_Required work_: Repeat the data word for word. Do not include the pictures.

..............................

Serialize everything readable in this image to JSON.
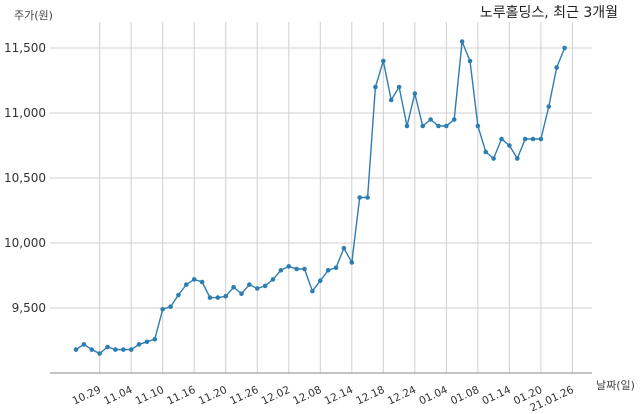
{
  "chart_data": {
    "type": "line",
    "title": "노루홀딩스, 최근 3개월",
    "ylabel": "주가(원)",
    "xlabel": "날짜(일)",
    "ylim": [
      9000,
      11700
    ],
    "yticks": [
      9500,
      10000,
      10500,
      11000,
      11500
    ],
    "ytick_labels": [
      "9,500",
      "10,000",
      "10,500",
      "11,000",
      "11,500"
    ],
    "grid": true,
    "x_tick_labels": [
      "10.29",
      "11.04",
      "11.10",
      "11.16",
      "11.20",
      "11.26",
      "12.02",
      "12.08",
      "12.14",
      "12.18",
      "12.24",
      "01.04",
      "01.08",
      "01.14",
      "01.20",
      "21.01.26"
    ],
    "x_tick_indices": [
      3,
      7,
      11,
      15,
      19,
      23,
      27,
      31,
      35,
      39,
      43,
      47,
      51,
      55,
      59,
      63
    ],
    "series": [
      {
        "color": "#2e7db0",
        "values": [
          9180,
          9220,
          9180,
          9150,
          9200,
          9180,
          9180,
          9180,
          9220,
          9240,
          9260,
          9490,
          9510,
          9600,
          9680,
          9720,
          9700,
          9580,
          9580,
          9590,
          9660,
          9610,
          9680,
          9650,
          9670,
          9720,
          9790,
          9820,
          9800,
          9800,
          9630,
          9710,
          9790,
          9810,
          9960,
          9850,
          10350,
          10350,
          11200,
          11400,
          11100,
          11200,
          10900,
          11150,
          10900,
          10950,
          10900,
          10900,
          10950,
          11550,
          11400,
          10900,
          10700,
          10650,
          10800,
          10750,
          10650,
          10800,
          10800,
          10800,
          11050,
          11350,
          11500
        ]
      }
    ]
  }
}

..............................

_Solution to the problem_:
Serialize everything readable in this image to JSON.
{
  "chart_data": {
    "type": "line",
    "title": "노루홀딩스, 최근 3개월",
    "ylabel": "주가(원)",
    "xlabel": "날짜(일)",
    "ylim": [
      9000,
      11700
    ],
    "yticks": [
      9500,
      10000,
      10500,
      11000,
      11500
    ],
    "ytick_labels": [
      "9,500",
      "10,000",
      "10,500",
      "11,000",
      "11,500"
    ],
    "grid": true,
    "x_tick_labels": [
      "10.29",
      "11.04",
      "11.10",
      "11.16",
      "11.20",
      "11.26",
      "12.02",
      "12.08",
      "12.14",
      "12.18",
      "12.24",
      "01.04",
      "01.08",
      "01.14",
      "01.20",
      "21.01.26"
    ],
    "x_tick_indices": [
      3,
      7,
      11,
      15,
      19,
      23,
      27,
      31,
      35,
      39,
      43,
      47,
      51,
      55,
      59,
      63
    ],
    "series": [
      {
        "color": "#2e7db0",
        "values": [
          9180,
          9220,
          9180,
          9150,
          9200,
          9180,
          9180,
          9180,
          9220,
          9240,
          9260,
          9490,
          9510,
          9600,
          9680,
          9720,
          9700,
          9580,
          9580,
          9590,
          9660,
          9610,
          9680,
          9650,
          9670,
          9720,
          9790,
          9820,
          9800,
          9800,
          9630,
          9710,
          9790,
          9810,
          9960,
          9850,
          10350,
          10350,
          11200,
          11400,
          11100,
          11200,
          10900,
          11150,
          10900,
          10950,
          10900,
          10900,
          10950,
          11550,
          11400,
          10900,
          10700,
          10650,
          10800,
          10750,
          10650,
          10800,
          10800,
          10800,
          11050,
          11350,
          11500
        ]
      }
    ]
  }
}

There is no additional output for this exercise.